Problem details:
Gather the lines from the material that contain "часть".

Records to use:
:::
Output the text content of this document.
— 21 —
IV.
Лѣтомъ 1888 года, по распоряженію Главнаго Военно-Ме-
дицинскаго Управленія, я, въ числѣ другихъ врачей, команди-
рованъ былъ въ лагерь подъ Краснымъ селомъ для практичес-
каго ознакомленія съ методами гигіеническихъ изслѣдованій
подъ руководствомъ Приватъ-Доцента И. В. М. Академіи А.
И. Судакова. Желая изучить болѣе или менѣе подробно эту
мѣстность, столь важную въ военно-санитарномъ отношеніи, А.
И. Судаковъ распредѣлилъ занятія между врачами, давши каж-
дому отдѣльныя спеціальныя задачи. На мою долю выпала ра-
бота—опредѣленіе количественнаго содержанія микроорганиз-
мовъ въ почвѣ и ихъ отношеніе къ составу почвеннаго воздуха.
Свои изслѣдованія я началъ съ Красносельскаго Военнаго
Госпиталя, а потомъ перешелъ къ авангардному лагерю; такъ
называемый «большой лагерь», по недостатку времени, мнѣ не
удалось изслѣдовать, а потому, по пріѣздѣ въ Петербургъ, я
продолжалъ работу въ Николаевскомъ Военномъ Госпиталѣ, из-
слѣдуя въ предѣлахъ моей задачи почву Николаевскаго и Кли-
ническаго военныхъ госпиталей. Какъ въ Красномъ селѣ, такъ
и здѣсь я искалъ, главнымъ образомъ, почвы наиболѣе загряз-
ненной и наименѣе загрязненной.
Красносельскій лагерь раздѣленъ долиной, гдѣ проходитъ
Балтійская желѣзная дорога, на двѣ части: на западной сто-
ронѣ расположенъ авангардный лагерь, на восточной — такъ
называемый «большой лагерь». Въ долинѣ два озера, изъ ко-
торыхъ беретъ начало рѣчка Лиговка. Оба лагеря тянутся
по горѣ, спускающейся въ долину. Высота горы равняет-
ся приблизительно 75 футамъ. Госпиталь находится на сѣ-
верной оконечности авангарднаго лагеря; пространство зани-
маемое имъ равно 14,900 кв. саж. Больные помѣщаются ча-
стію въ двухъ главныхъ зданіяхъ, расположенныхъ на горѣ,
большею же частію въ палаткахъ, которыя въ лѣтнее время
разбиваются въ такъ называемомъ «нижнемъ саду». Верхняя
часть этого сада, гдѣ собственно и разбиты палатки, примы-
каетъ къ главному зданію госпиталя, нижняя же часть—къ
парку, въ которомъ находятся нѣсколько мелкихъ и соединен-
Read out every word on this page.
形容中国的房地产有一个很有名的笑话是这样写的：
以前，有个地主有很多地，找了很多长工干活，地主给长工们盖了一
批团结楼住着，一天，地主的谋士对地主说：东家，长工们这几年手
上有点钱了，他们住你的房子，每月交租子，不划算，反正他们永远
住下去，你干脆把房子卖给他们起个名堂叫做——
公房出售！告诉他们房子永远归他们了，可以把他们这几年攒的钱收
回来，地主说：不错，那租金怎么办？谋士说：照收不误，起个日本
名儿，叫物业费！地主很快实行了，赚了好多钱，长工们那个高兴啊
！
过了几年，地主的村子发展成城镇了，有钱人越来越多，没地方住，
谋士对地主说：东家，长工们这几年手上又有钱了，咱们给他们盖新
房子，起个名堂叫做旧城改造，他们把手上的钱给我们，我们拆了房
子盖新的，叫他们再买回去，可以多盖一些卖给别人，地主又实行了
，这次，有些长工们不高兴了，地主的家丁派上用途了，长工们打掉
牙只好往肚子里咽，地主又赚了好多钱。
:::
Result:
часть этого сада, гдѣ собственно и разбиты палатки, примы-
каетъ къ главному зданію госпиталя, нижняя же часть—къ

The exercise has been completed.